### MATERIAL PROVIDED
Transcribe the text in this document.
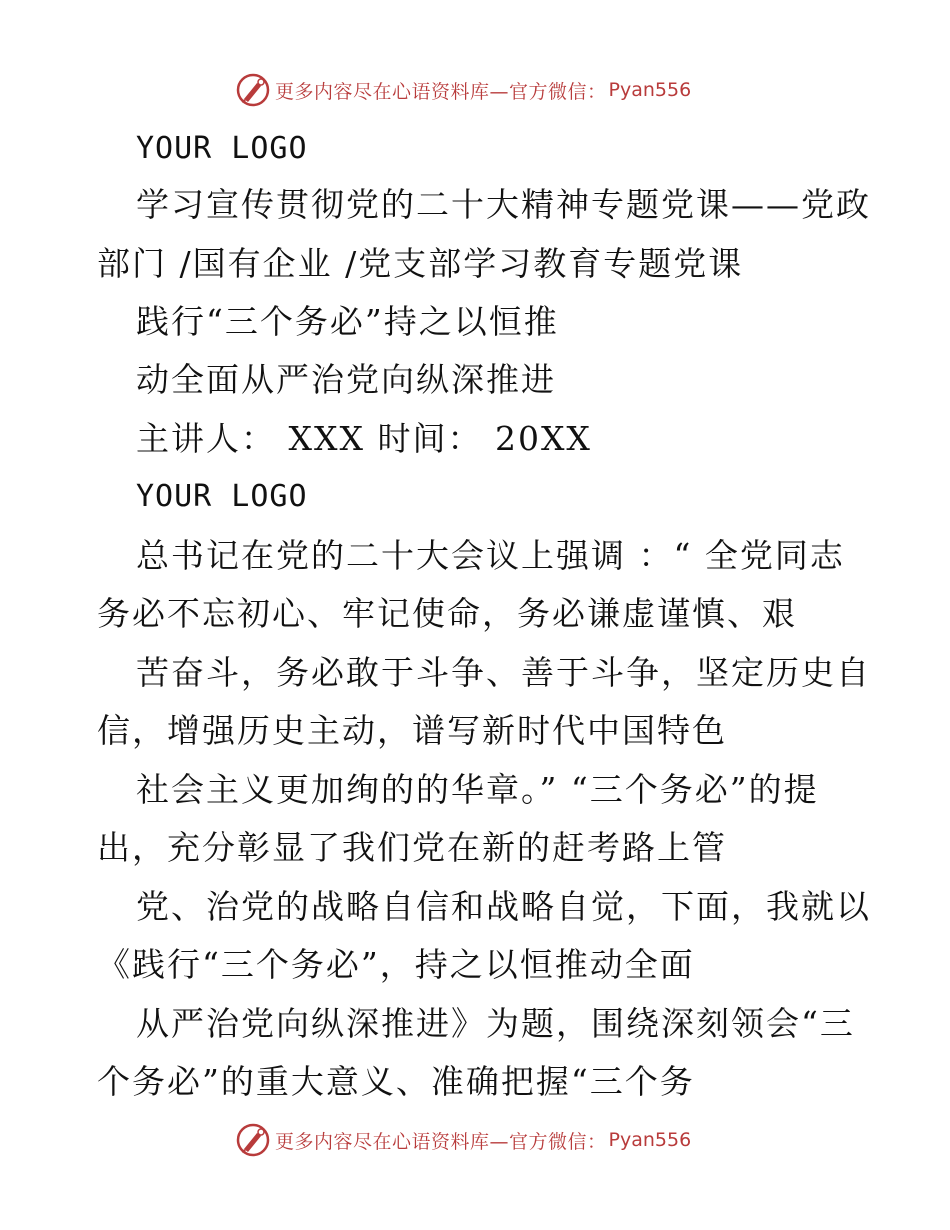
更多内容尽在心语资料库—官方微信： Pyan556
YOUR LOGO
学习宣传贯彻党的二十大精神专题党课——党政
部门 /国有企业 /党支部学习教育专题党课
践行“三个务必”持之以恒推
动全面从严治党向纵深推进
主讲人： XXX 时间： 20XX
YOUR LOGO
总书记在党的二十大会议上强调 ：“ 全党同志
务必不忘初心、牢记使命，务必谦虚谨慎、艰
苦奋斗，务必敢于斗争、善于斗争，坚定历史自
信，增强历史主动，谱写新时代中国特色
社会主义更加绚的的华章。” “三个务必”的提
出，充分彰显了我们党在新的赶考路上管
党、治党的战略自信和战略自觉，下面，我就以
《践行“三个务必”，持之以恒推动全面
从严治党向纵深推进》为题，围绕深刻领会“三
个务必”的重大意义、准确把握“三个务
更多内容尽在心语资料库—官方微信： Pyan556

### STATED TASK
Repeat all of the data above word for word, minus the pictures.

### TASK OUTPUT
Transcribe the text in this document.
更多内容尽在心语资料库—官方微信： Pyan556
YOUR LOGO
学习宣传贯彻党的二十大精神专题党课——党政
部门 /国有企业 /党支部学习教育专题党课
践行“三个务必”持之以恒推
动全面从严治党向纵深推进
主讲人： XXX 时间： 20XX
YOUR LOGO
总书记在党的二十大会议上强调 ：“ 全党同志
务必不忘初心、牢记使命，务必谦虚谨慎、艰
苦奋斗，务必敢于斗争、善于斗争，坚定历史自
信，增强历史主动，谱写新时代中国特色
社会主义更加绚的的华章。” “三个务必”的提
出，充分彰显了我们党在新的赶考路上管
党、治党的战略自信和战略自觉，下面，我就以
《践行“三个务必”，持之以恒推动全面
从严治党向纵深推进》为题，围绕深刻领会“三
个务必”的重大意义、准确把握“三个务
更多内容尽在心语资料库—官方微信： Pyan556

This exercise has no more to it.